• EXERCISE DESCRIPTION
Pick out each line containing the string "طلحة".

• MATERIAL

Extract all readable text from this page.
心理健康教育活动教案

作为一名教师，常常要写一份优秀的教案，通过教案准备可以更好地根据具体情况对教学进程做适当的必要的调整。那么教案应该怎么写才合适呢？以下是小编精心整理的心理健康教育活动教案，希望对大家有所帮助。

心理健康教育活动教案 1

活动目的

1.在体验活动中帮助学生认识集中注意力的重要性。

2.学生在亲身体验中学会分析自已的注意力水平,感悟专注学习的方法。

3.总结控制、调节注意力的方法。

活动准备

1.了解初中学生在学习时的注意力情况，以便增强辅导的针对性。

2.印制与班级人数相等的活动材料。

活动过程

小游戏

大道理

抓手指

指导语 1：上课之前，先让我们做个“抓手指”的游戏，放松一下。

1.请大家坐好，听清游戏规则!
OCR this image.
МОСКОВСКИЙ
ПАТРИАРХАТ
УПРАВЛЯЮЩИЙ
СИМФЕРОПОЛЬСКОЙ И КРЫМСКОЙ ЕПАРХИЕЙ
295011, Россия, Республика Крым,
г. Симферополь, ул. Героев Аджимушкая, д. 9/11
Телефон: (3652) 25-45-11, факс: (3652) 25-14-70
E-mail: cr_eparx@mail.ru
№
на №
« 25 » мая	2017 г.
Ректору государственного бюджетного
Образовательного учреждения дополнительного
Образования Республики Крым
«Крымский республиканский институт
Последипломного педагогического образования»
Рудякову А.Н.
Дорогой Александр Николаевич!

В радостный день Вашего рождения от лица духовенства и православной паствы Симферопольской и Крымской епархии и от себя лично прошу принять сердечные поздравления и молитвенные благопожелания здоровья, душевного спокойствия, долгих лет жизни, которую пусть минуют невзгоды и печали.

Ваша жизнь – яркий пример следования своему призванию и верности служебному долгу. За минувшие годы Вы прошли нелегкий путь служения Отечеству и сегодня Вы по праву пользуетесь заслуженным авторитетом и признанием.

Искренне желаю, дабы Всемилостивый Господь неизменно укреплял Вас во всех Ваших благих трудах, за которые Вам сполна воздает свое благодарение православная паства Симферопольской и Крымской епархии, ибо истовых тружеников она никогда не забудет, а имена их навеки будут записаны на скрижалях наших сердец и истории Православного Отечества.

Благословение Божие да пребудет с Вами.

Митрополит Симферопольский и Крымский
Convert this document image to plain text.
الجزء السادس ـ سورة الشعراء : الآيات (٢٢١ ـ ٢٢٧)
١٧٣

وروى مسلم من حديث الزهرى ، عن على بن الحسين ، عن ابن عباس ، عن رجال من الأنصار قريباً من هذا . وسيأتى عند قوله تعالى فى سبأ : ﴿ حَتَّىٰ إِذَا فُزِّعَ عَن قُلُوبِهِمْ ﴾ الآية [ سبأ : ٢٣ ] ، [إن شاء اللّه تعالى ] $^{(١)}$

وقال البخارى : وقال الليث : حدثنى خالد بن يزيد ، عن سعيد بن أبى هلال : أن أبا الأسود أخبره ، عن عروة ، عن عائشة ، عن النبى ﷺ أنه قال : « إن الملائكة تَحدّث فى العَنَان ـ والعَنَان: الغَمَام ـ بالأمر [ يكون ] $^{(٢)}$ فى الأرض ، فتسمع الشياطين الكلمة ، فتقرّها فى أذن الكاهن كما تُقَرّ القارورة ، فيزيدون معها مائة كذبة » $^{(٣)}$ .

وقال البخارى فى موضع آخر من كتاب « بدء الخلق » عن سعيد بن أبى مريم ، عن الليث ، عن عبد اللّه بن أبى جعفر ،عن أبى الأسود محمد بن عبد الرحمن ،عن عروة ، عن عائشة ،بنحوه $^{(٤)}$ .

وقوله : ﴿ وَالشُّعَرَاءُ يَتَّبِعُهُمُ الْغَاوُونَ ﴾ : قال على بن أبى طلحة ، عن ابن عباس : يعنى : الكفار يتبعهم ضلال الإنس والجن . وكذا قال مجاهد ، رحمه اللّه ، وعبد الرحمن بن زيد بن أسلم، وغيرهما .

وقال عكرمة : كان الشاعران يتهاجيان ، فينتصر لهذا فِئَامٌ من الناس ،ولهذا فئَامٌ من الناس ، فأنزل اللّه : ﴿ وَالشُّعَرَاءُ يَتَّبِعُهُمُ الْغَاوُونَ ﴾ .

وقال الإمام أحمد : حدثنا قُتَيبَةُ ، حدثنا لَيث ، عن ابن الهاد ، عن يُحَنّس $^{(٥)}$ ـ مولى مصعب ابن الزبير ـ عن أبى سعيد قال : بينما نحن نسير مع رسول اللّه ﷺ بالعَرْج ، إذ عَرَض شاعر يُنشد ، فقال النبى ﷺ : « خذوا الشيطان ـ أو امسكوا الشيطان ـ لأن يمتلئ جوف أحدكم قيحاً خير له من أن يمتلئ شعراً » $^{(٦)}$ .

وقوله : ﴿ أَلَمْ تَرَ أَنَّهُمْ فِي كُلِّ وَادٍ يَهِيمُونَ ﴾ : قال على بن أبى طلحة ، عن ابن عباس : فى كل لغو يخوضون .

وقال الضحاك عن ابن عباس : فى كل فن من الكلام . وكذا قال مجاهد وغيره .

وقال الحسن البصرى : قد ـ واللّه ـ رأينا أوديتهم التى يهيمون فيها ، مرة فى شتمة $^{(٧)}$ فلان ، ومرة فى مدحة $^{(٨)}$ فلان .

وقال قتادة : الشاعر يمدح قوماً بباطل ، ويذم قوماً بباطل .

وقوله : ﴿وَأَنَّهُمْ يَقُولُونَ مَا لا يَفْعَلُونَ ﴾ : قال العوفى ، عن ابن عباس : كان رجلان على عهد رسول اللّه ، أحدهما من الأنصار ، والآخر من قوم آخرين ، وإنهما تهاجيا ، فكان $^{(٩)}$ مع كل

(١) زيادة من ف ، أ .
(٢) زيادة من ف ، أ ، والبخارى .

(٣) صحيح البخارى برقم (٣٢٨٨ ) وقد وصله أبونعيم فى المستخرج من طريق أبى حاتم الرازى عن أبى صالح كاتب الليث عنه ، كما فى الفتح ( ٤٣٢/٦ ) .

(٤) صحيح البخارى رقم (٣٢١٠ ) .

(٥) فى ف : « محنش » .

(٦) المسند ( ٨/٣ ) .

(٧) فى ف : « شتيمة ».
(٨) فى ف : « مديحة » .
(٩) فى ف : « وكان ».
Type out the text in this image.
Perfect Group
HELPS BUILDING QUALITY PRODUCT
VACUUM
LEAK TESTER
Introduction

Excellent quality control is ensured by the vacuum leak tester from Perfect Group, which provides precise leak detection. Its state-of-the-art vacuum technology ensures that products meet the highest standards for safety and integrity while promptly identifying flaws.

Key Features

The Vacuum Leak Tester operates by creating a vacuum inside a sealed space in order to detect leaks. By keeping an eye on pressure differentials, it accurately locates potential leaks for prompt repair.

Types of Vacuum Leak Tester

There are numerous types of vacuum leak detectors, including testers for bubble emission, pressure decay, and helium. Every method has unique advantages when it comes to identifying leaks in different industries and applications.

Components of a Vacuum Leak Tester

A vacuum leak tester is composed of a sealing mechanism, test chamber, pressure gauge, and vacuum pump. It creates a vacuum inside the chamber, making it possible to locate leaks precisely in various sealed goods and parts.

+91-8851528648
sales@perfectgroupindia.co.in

• WORKED ANSWER
وقوله : ﴿ وَالشُّعَرَاءُ يَتَّبِعُهُمُ الْغَاوُونَ ﴾ : قال على بن أبى طلحة ، عن ابن عباس : يعنى : الكفار يتبعهم ضلال الإنس والجن . وكذا قال مجاهد ، رحمه اللّه ، وعبد الرحمن بن زيد بن أسلم، وغيرهما .
وقوله : ﴿ أَلَمْ تَرَ أَنَّهُمْ فِي كُلِّ وَادٍ يَهِيمُونَ ﴾ : قال على بن أبى طلحة ، عن ابن عباس : فى كل لغو يخوضون .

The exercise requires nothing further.